── RECORDS FOR THIS EXERCISE ──
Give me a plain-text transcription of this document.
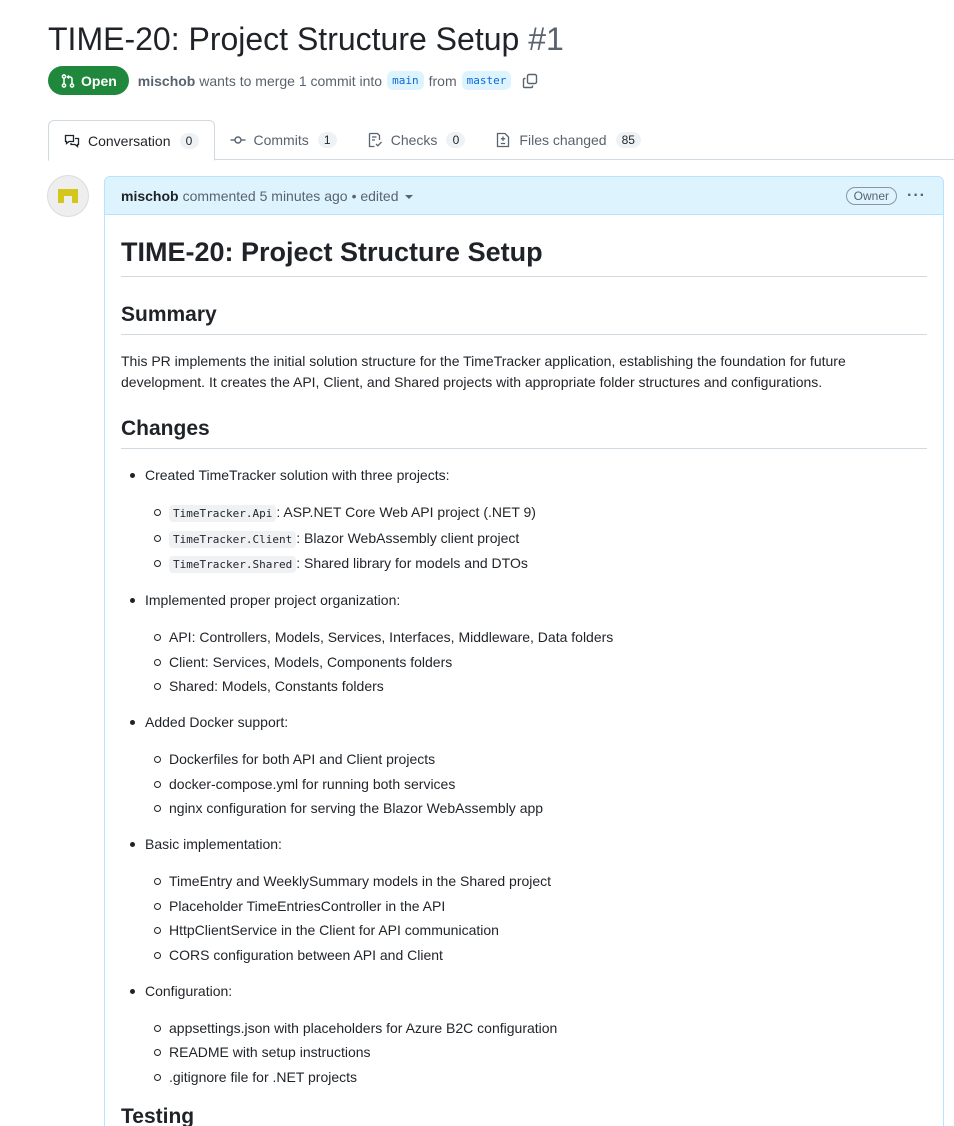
TIME-20: Project Structure Setup #1
Open mischob
wants to merge 1 commit into main from master
Conversation	0	Commits	1	Checks	0	Files changed	85
mischob commented 5 minutes ago • edited	Owner	···
TIME-20: Project Structure Setup
Summary

This PR implements the initial solution structure for the TimeTracker application, establishing the foundation for future development. It creates the API, Client, and Shared projects with appropriate folder structures and configurations.

Changes
Created TimeTracker solution with three projects:
TimeTracker.Api : ASP.NET Core Web API project (.NET 9)
TimeTracker.Client : Blazor WebAssembly client project
TimeTracker.Shared : Shared library for models and DTOs
Implemented proper project organization:
API: Controllers, Models, Services, Interfaces, Middleware, Data folders
Client: Services, Models, Components folders
Shared: Models, Constants folders
Added Docker support:
Dockerfiles for both API and Client projects
docker-compose.yml for running both services
nginx configuration for serving the Blazor WebAssembly app
Basic implementation:
TimeEntry and WeeklySummary models in the Shared project
Placeholder TimeEntriesController in the API
HttpClientService in the Client for API communication
CORS configuration between API and Client
Configuration:
appsettings.json with placeholders for Azure B2C configuration
README with setup instructions
.gitignore file for .NET projects
Testing
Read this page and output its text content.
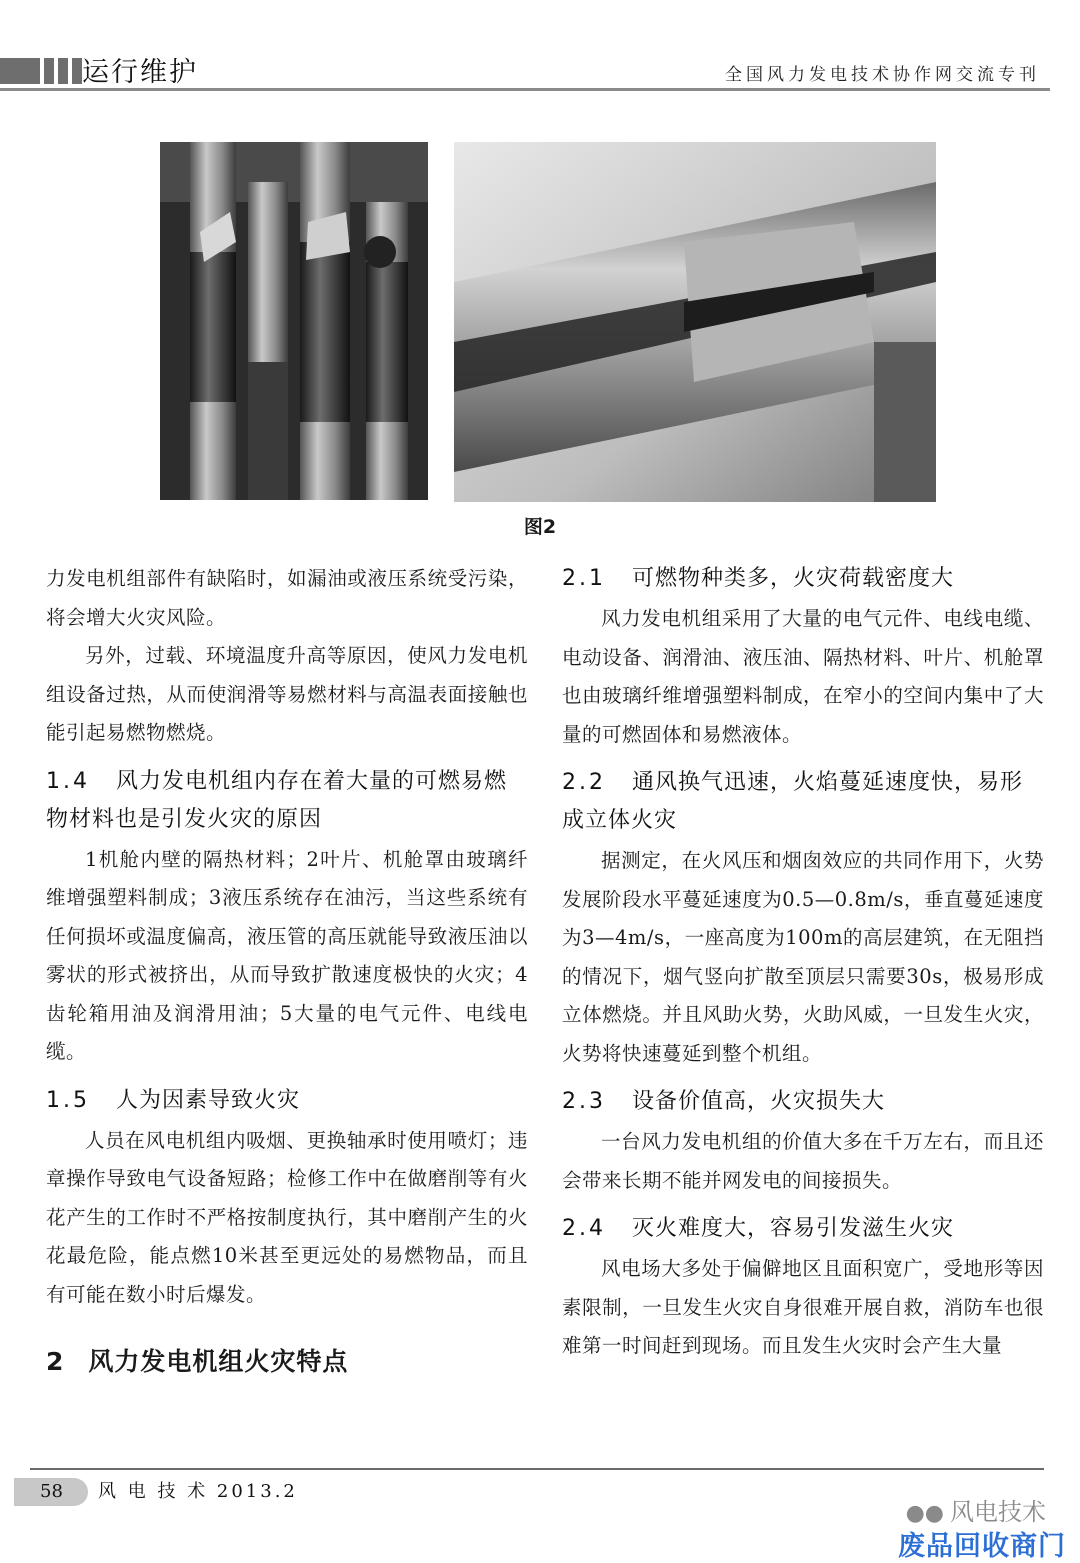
运行维护	全国风力发电技术协作网交流专刊
图2

力发电机组部件有缺陷时，如漏油或液压系统受污染，将会增大火灾风险。

另外，过载、环境温度升高等原因，使风力发电机组设备过热，从而使润滑等易燃材料与高温表面接触也能引起易燃物燃烧。

1.4 风力发电机组内存在着大量的可燃易燃物材料也是引发火灾的原因

1机舱内壁的隔热材料；2叶片、机舱罩由玻璃纤维增强塑料制成；3液压系统存在油污，当这些系统有任何损坏或温度偏高，液压管的高压就能导致液压油以雾状的形式被挤出，从而导致扩散速度极快的火灾；4齿轮箱用油及润滑用油；5大量的电气元件、电线电缆。

1.5 人为因素导致火灾

人员在风电机组内吸烟、更换轴承时使用喷灯；违章操作导致电气设备短路；检修工作中在做磨削等有火花产生的工作时不严格按制度执行，其中磨削产生的火花最危险，能点燃10米甚至更远处的易燃物品，而且有可能在数小时后爆发。

2 风力发电机组火灾特点
2.1 可燃物种类多，火灾荷载密度大

风力发电机组采用了大量的电气元件、电线电缆、电动设备、润滑油、液压油、隔热材料、叶片、机舱罩也由玻璃纤维增强塑料制成，在窄小的空间内集中了大量的可燃固体和易燃液体。

2.2 通风换气迅速，火焰蔓延速度快，易形成立体火灾

据测定，在火风压和烟囱效应的共同作用下，火势发展阶段水平蔓延速度为0.5—0.8m/s，垂直蔓延速度为3—4m/s，一座高度为100m的高层建筑，在无阻挡的情况下，烟气竖向扩散至顶层只需要30s，极易形成立体燃烧。并且风助火势，火助风威，一旦发生火灾，火势将快速蔓延到整个机组。

2.3 设备价值高，火灾损失大

一台风力发电机组的价值大多在千万左右，而且还会带来长期不能并网发电的间接损失。

2.4 灭火难度大，容易引发滋生火灾

风电场大多处于偏僻地区且面积宽广，受地形等因素限制，一旦发生火灾自身很难开展自救，消防车也很难第一时间赶到现场。而且发生火灾时会产生大量

58 风 电 技 术 2013.2
●​● 风电技术
废品回收商门
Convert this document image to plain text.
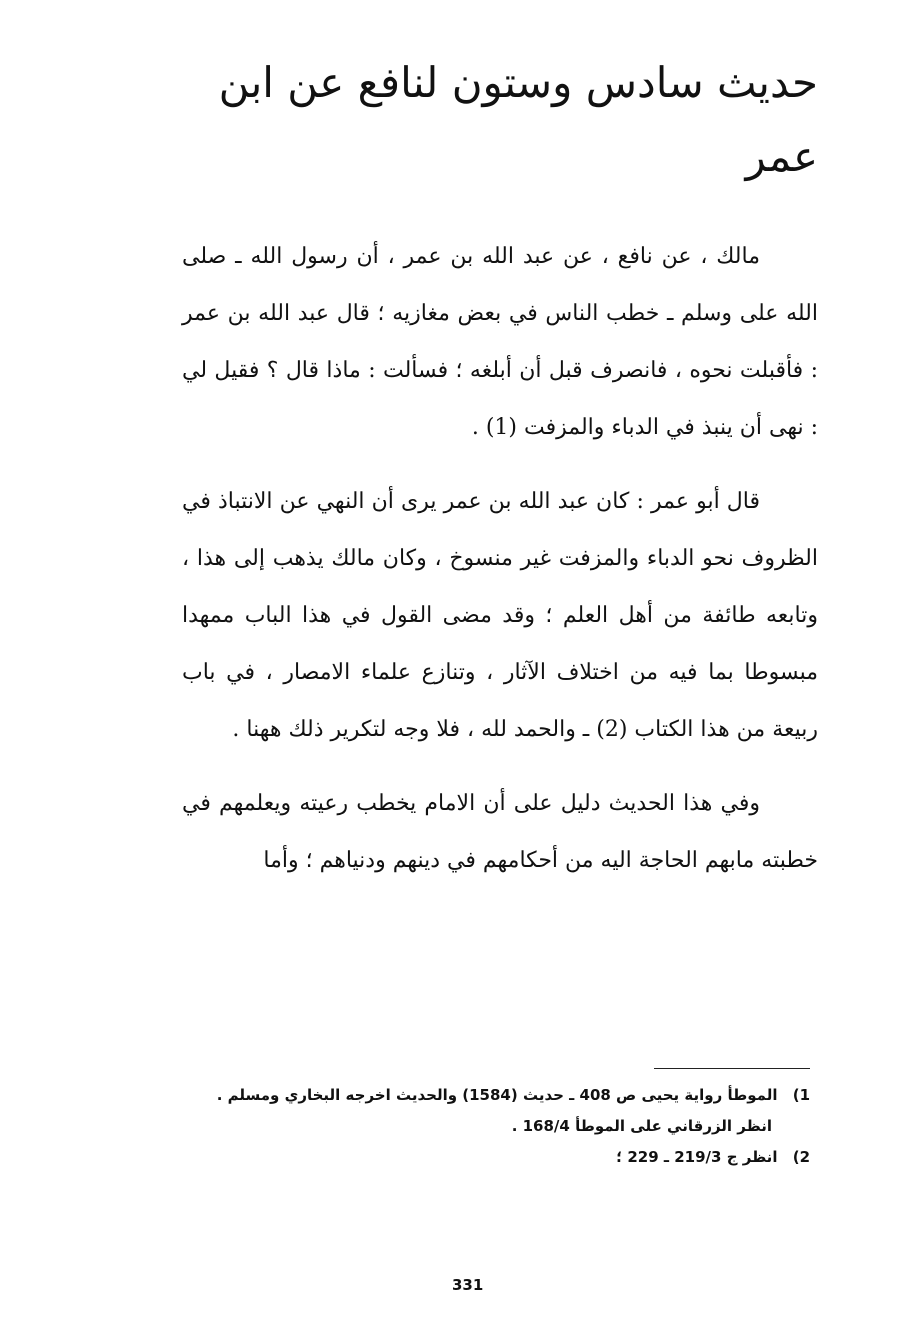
حديث سادس وستون لنافع عن ابن عمر

مالك ، عن نافع ، عن عبد الله بن عمر ، أن رسول الله ـ صلى الله على وسلم ـ خطب الناس في بعض مغازيه ؛ قال عبد الله بن عمر : فأقبلت نحوه ، فانصرف قبل أن أبلغه ؛ فسألت : ماذا قال ؟ فقيل لي : نهى أن ينبذ في الدباء والمزفت (1) .

قال أبو عمر : كان عبد الله بن عمر يرى أن النهي عن الانتباذ في الظروف نحو الدباء والمزفت غير منسوخ ، وكان مالك يذهب إلى هذا ، وتابعه طائفة من أهل العلم ؛ وقد مضى القول في هذا الباب ممهدا مبسوطا بما فيه من اختلاف الآثار ، وتنازع علماء الامصار ، في باب ربيعة من هذا الكتاب (2) ـ والحمد لله ، فلا وجه لتكرير ذلك ههنا .

وفي هذا الحديث دليل على أن الامام يخطب رعيته ويعلمهم في خطبته مابهم الحاجة اليه من أحكامهم في دينهم ودنياهم ؛ وأما

1) الموطأ رواية يحيى ص 408 ـ حديث (1584) والحديث اخرجه البخاري ومسلم .

انظر الزرقاني على الموطأ 168/4 .

2) انظر ج 219/3 ـ 229 ؛

331
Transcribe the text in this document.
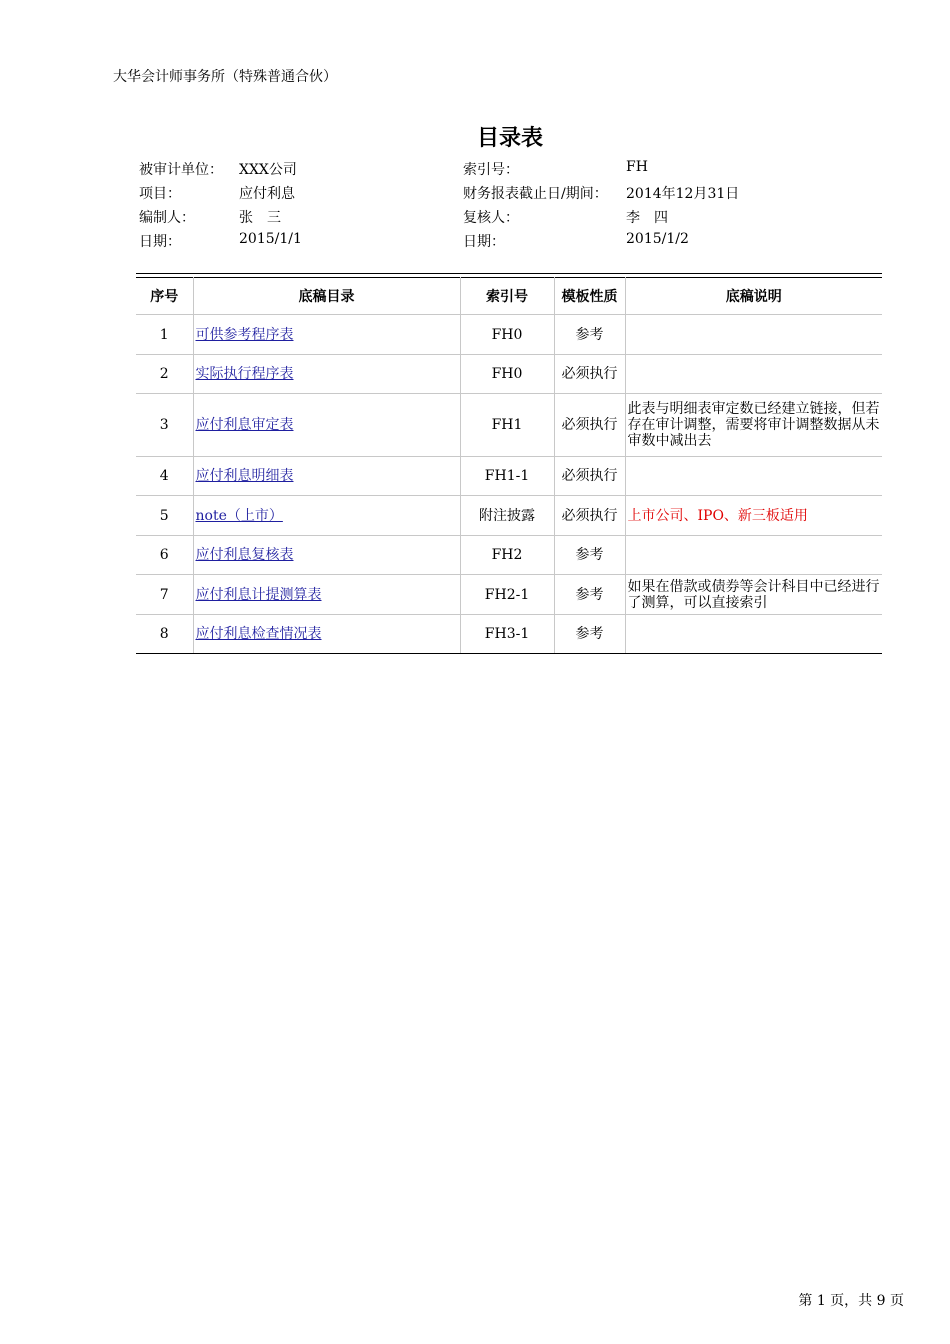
大华会计师事务所（特殊普通合伙）
目录表
被审计单位： XXX公司	索引号：	FH
项目：	应付利息	财务报表截止日/期间： 2014年12月31日
编制人：	张　三	复核人：	李　四
日期：	2015/1/1	日期：	2015/1/2
序号	底稿目录	索引号	模板性质	底稿说明
1	可供参考程序表	FH0	参考	
2	实际执行程序表	FH0	必须执行	
3	应付利息审定表	FH1	必须执行	此表与明细表审定数已经建立链接，但若存在审计调整，需要将审计调整数据从未审数中减出去
4	应付利息明细表	FH1-1	必须执行	
5	note（上市）	附注披露	必须执行	上市公司、IPO、新三板适用
6	应付利息复核表	FH2	参考	
7	应付利息计提测算表	FH2-1	参考	如果在借款或债券等会计科目中已经进行了测算，可以直接索引
8	应付利息检查情况表	FH3-1	参考	
第 1 页，共 9 页
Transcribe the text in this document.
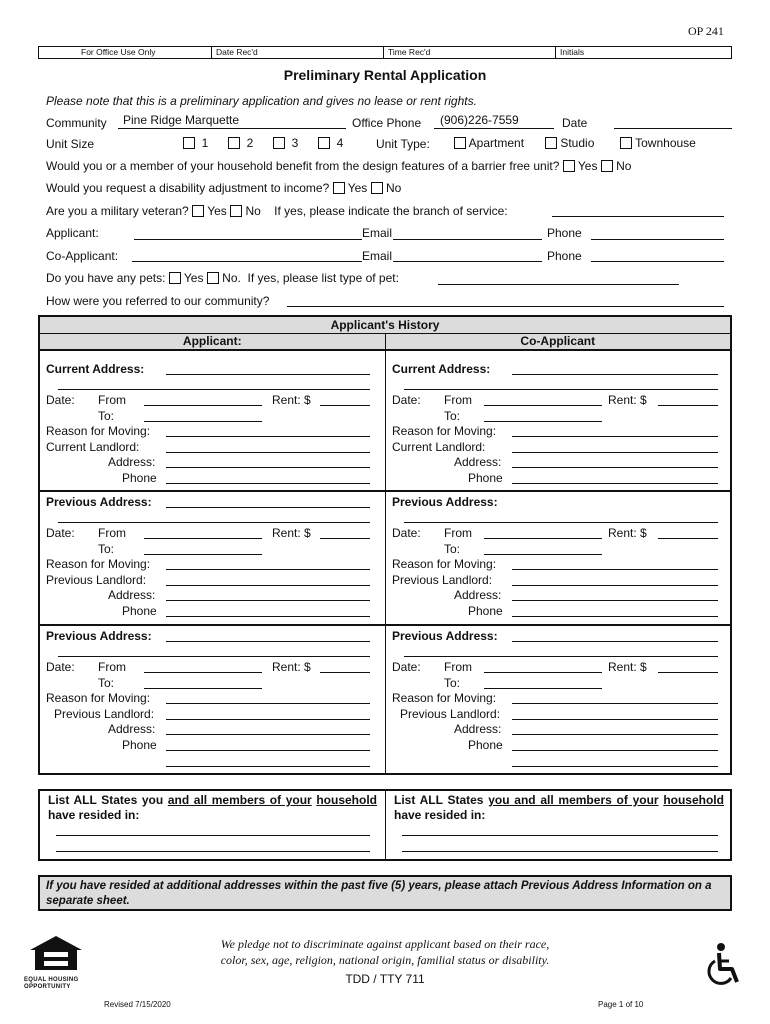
OP 241
For Office Use Only	Date Rec'd	Time Rec'd	Initials
Preliminary Rental Application
Please note that this is a preliminary application and gives no lease or rent rights.
Community Pine Ridge Marquette	Office Phone (906)226-7559	Date
Unit Size	1	2	3	4	Unit Type:	Apartment	Studio	Townhouse
Would you or a member of your household benefit from the design features of a barrier free unit? Yes No
Would you request a disability adjustment to income? Yes No
Are you a military veteran? Yes No If yes, please indicate the branch of service:
Applicant:	Email	Phone
Co-Applicant:	Email	Phone
Do you have any pets: Yes No. If yes, please list type of pet:
How were you referred to our community?
Applicant's History
Applicant:	Co-Applicant
Current Address:
Date: From	Rent: $
To:
Reason for Moving:
Current Landlord:
Address:
Phone
Current Address:
Date: From	Rent: $
To:
Reason for Moving:
Current Landlord:
Address:
Phone
Previous Address:
Date: From	Rent: $
To:
Reason for Moving:
Previous Landlord:
Address:
Phone
Previous Address:
Date: From	Rent: $
To:
Reason for Moving:
Previous Landlord:
Address:
Phone
Previous Address:
Date: From	Rent: $
To:
Reason for Moving:
Previous Landlord:
Address:
Phone
Previous Address:
Date: From	Rent: $
To:
Reason for Moving:
Previous Landlord:
Address:
Phone
List ALL States you and all members of your household have resided in:
List ALL States you and all members of your household have resided in:
If you have resided at additional addresses within the past five (5) years, please attach Previous Address Information on a separate sheet.
EQUAL HOUSING
OPPORTUNITY
We pledge not to discriminate against applicant based on their race,
color, sex, age, religion, national origin, familial status or disability.
TDD / TTY 711
Revised 7/15/2020	Page 1 of 10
───
DIRECTIONS: Extract all lines of the records above that include "الموطأ".

FULL OUTPUT:
1) الموطأ رواية يحيى ص 408 ـ حديث (1584) والحديث اخرجه البخاري ومسلم .
انظر الزرقاني على الموطأ 168/4 .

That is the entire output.